TASK DETAILS: Copy all lines in which the word "Appendix" can be found.

───── PROVIDED RECORDS ─────

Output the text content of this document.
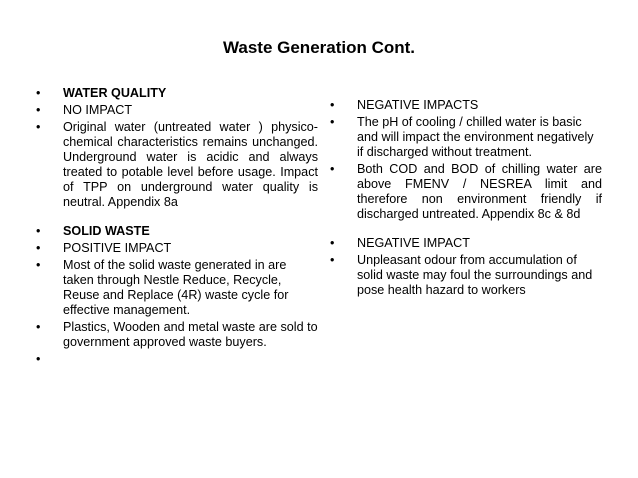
Waste Generation Cont.
•	WATER QUALITY
•	NO IMPACT
•	Original water (untreated water ) physico-chemical characteristics remains unchanged. Underground water is acidic and always treated to potable level before usage. Impact of TPP on underground water quality is neutral. Appendix 8a
•	SOLID WASTE
•	POSITIVE IMPACT
•	Most of the solid waste generated in are taken through Nestle Reduce, Recycle, Reuse and Replace (4R) waste cycle for effective management.
•	Plastics, Wooden and metal waste are sold to government approved waste buyers.
•
•	NEGATIVE IMPACTS
•	The pH of cooling / chilled water is basic and will impact the environment negatively if discharged without treatment.
•	Both COD and BOD of chilling water are above FMENV / NESREA limit and therefore non environment friendly if discharged untreated. Appendix 8c & 8d
•	NEGATIVE IMPACT
•	Unpleasant odour from accumulation of solid waste may foul the surroundings and pose health hazard to workers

─────

TASK ANSWER:
•	Original water (untreated water ) physico-chemical characteristics remains unchanged. Underground water is acidic and always treated to potable level before usage. Impact of TPP on underground water quality is neutral. Appendix 8a
•	Both COD and BOD of chilling water are above FMENV / NESREA limit and therefore non environment friendly if discharged untreated. Appendix 8c & 8d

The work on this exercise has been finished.